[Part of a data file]
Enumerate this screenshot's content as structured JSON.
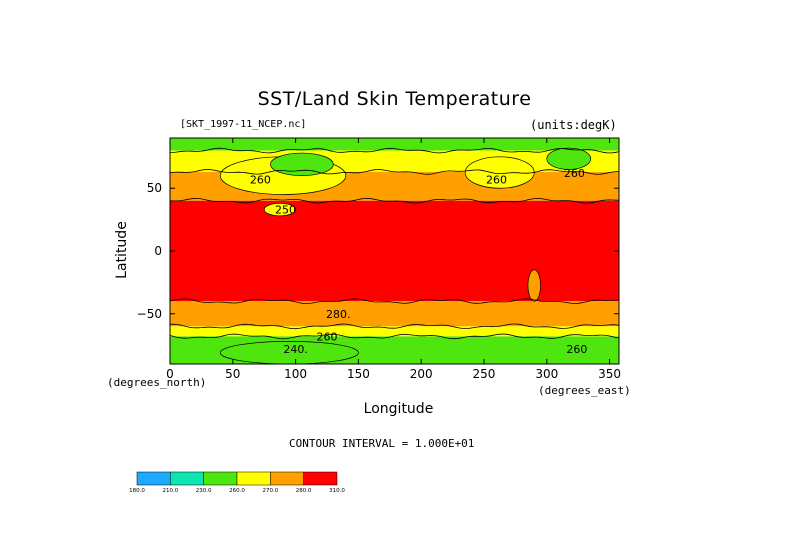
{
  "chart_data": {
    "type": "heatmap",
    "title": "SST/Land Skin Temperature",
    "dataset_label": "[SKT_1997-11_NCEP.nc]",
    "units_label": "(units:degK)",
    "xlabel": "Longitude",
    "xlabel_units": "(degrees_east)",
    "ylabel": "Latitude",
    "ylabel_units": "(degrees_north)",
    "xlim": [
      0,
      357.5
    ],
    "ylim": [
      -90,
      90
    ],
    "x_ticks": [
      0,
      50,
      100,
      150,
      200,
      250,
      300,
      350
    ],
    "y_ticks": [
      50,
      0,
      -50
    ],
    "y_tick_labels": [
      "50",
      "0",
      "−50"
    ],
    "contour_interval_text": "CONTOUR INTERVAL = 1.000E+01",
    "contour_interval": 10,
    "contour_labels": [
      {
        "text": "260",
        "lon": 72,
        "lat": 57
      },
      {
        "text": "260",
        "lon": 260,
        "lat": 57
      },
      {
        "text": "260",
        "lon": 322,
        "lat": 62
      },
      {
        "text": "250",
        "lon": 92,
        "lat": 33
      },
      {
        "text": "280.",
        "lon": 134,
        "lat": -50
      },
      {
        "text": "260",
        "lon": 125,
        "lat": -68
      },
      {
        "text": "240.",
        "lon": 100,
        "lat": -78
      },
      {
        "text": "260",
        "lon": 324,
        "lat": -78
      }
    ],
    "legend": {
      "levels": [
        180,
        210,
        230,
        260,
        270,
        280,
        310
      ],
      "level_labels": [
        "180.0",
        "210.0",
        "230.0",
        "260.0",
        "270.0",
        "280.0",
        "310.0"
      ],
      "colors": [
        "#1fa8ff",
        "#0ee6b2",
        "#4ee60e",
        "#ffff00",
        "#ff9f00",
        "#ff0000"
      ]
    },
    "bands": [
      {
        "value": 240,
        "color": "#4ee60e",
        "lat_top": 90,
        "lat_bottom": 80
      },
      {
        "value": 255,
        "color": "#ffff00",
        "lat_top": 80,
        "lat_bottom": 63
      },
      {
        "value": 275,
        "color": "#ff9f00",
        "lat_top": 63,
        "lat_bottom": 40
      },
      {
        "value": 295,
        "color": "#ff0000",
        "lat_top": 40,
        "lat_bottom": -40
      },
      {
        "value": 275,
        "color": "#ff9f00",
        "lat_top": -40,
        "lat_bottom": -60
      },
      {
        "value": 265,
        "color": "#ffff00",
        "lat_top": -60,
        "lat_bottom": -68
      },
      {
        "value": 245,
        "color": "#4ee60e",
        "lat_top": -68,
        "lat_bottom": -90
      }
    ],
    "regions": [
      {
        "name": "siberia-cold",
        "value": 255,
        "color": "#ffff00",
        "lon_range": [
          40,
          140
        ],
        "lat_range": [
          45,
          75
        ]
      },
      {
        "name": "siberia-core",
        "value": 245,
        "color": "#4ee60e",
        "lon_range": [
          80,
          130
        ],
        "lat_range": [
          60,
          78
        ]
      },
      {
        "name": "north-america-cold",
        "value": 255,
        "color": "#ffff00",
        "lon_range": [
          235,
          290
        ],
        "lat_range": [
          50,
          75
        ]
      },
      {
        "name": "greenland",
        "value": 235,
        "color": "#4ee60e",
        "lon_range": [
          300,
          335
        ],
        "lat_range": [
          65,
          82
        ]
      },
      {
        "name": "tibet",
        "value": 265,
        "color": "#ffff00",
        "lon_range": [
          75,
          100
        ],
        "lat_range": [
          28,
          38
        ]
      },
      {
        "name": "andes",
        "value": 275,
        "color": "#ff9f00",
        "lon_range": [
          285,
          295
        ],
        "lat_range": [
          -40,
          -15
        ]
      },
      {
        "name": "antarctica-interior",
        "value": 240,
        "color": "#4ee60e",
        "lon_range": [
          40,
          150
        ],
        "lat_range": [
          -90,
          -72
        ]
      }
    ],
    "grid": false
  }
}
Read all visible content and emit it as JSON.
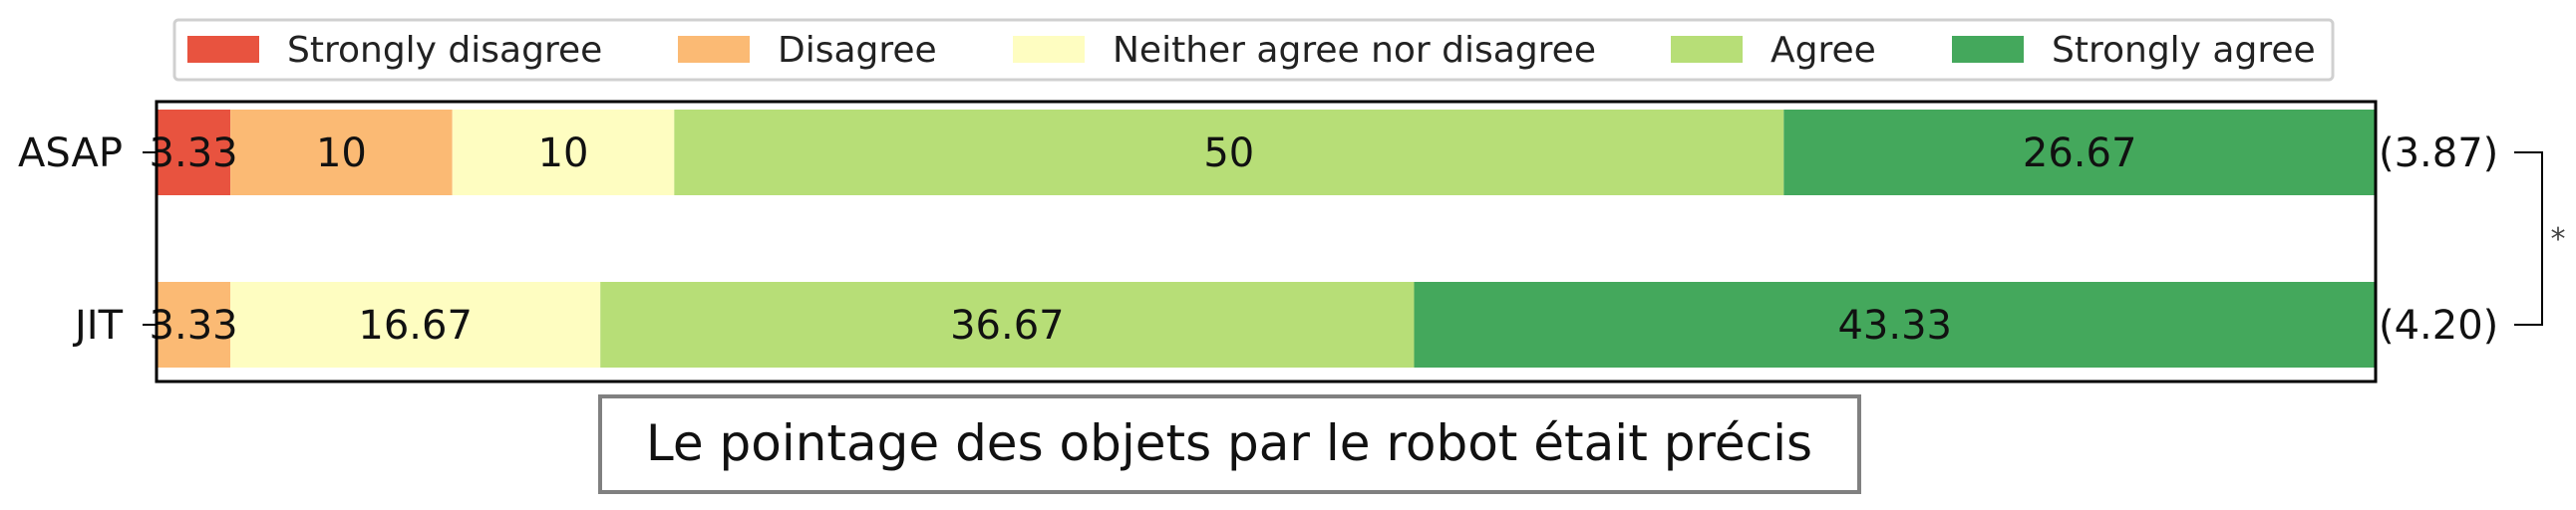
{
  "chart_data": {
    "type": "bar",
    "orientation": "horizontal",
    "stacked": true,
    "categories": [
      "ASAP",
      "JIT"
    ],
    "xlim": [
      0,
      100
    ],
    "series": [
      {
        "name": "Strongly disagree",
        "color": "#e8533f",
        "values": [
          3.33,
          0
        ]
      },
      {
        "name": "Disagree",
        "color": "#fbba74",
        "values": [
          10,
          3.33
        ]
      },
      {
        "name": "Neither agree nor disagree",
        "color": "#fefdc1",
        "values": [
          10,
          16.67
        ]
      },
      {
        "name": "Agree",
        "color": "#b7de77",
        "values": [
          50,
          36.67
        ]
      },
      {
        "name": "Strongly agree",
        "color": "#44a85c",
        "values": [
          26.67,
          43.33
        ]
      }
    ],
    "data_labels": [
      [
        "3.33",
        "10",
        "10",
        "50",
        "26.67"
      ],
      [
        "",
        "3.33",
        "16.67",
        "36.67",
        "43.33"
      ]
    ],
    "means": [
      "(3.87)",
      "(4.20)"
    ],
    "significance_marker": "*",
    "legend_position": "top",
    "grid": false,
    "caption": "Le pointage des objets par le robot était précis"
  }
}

* * *

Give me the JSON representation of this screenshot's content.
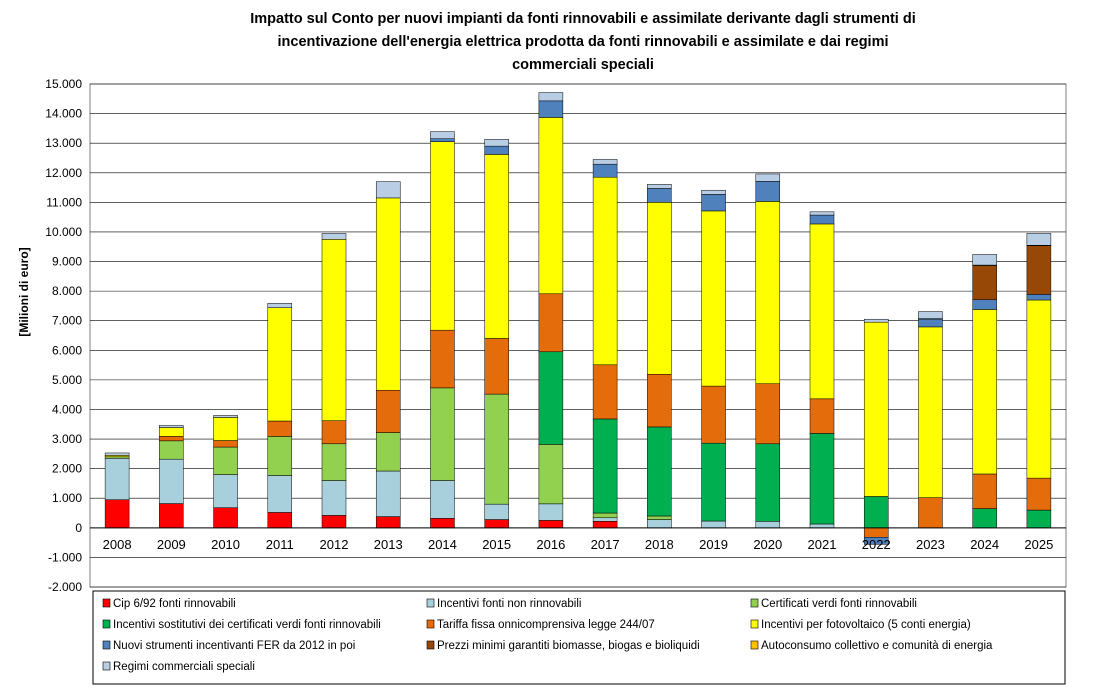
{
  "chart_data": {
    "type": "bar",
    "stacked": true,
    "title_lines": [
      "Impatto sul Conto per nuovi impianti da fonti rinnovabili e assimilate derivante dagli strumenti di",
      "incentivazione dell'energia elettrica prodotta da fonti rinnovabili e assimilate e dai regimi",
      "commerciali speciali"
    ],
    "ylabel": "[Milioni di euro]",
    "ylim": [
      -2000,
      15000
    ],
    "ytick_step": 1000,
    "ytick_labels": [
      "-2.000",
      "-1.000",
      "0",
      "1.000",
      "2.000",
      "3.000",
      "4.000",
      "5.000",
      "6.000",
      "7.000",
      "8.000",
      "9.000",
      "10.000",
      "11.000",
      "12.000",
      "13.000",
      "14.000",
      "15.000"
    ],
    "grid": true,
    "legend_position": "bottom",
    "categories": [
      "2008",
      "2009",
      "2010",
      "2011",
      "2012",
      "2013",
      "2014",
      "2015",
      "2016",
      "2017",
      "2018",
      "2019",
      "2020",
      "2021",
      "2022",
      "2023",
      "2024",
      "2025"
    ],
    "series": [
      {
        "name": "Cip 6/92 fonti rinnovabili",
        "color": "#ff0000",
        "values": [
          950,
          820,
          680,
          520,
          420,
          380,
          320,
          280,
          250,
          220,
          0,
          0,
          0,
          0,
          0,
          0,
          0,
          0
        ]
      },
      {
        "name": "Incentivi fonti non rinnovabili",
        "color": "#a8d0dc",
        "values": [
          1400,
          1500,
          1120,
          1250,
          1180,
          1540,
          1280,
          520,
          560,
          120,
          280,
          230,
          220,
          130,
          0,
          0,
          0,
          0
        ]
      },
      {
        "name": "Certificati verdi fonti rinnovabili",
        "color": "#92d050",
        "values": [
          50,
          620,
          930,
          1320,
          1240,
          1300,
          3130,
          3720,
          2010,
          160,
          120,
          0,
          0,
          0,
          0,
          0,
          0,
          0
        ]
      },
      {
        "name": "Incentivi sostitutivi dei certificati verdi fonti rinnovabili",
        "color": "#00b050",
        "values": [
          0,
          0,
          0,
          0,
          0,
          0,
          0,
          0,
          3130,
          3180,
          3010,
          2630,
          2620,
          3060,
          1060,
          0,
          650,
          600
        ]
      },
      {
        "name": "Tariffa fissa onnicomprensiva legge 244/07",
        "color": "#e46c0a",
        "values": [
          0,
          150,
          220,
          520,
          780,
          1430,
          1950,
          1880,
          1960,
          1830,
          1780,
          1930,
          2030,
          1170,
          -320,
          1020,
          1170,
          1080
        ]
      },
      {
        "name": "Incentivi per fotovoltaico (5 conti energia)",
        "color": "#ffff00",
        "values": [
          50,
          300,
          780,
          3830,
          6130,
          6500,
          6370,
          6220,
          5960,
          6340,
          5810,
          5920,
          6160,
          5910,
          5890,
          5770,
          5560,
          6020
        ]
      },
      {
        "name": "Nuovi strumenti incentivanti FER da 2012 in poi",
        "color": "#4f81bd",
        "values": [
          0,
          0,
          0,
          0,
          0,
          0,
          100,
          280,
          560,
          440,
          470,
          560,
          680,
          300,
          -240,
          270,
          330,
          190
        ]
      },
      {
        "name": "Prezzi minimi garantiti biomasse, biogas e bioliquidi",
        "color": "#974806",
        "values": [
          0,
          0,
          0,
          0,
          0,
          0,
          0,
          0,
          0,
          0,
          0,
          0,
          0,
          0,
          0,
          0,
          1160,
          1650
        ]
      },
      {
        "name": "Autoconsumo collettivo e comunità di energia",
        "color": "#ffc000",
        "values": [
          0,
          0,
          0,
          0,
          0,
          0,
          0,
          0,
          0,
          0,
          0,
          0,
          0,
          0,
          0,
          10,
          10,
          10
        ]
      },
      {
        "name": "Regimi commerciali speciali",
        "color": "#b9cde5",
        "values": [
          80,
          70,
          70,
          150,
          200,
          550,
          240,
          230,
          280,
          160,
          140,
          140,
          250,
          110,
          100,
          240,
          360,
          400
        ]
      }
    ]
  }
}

==

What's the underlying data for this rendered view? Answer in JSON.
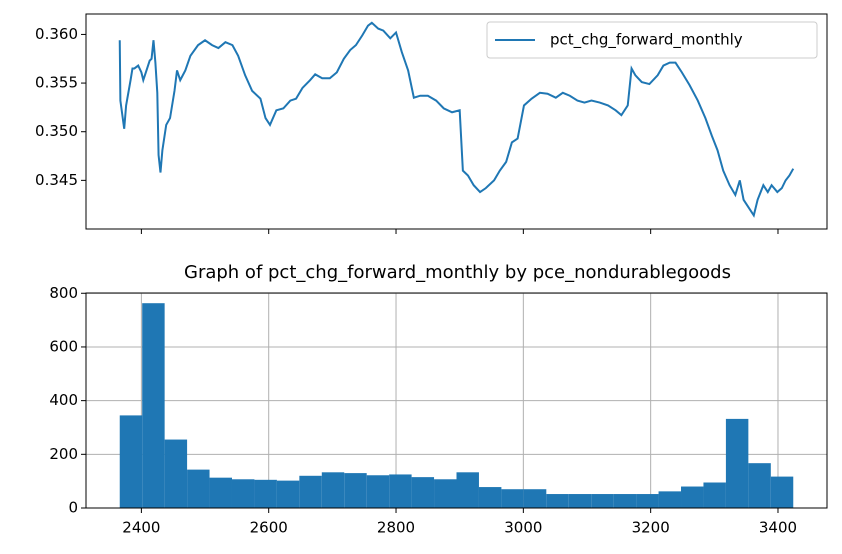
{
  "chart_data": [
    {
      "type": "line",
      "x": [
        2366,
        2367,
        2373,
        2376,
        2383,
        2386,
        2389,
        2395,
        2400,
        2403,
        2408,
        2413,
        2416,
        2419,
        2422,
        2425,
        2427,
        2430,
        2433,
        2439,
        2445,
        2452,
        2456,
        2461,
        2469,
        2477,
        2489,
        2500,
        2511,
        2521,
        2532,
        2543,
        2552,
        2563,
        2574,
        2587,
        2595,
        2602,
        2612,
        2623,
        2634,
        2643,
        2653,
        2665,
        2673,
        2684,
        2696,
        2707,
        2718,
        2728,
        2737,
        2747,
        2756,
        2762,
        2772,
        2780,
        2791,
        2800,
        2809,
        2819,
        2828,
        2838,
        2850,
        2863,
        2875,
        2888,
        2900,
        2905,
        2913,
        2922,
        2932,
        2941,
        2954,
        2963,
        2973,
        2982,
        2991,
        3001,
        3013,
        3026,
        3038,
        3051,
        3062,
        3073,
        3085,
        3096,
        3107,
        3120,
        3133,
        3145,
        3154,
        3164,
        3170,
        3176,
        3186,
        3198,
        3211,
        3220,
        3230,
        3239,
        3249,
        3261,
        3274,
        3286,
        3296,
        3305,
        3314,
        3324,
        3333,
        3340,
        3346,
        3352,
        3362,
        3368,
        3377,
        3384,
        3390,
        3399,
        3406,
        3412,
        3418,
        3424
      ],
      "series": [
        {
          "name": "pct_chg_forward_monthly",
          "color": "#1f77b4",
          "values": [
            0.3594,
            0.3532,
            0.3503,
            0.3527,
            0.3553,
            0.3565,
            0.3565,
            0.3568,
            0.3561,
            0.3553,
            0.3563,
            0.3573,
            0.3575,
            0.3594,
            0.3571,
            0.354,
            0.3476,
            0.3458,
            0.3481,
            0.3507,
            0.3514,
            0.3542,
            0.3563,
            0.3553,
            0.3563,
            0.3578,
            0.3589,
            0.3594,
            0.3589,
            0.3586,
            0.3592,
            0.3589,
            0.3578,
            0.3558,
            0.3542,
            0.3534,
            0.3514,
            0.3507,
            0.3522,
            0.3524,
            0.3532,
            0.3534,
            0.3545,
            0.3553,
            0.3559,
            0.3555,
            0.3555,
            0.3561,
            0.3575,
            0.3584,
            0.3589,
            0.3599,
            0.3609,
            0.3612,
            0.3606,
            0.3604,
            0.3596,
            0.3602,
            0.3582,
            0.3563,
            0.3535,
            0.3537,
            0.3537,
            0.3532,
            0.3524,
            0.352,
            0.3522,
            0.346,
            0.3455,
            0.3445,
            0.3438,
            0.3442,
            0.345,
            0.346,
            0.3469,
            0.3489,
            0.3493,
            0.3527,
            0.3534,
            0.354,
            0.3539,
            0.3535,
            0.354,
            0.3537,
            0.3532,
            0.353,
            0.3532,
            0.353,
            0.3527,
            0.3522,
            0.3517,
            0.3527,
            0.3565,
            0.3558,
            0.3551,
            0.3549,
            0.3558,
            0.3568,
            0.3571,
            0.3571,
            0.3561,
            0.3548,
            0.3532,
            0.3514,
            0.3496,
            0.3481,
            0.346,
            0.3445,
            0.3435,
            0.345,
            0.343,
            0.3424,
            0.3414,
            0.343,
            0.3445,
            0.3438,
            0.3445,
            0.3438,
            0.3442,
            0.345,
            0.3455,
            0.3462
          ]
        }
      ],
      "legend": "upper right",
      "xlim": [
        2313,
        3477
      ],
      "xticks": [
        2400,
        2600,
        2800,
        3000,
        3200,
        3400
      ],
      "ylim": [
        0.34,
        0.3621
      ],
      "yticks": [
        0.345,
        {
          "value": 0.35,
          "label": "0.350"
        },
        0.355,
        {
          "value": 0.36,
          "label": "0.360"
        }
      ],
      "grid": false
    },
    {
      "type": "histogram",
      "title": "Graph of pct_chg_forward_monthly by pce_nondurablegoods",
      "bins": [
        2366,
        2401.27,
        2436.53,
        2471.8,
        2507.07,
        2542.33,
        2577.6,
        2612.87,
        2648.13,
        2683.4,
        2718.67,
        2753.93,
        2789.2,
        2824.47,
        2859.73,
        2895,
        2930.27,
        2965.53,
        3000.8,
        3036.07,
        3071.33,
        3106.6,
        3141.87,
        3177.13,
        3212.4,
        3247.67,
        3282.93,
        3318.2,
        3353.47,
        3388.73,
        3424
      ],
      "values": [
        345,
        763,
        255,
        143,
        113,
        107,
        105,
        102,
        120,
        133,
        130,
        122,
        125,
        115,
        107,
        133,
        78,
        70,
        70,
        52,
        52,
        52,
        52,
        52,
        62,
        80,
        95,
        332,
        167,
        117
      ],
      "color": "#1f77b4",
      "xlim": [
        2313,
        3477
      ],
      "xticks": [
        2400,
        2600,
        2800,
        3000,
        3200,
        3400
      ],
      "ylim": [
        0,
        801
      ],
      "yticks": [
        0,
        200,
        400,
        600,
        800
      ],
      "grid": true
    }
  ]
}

| Requirement |
What is the number of lines in the records that contain the string "assimilate"? Give only that number.

| Output |
2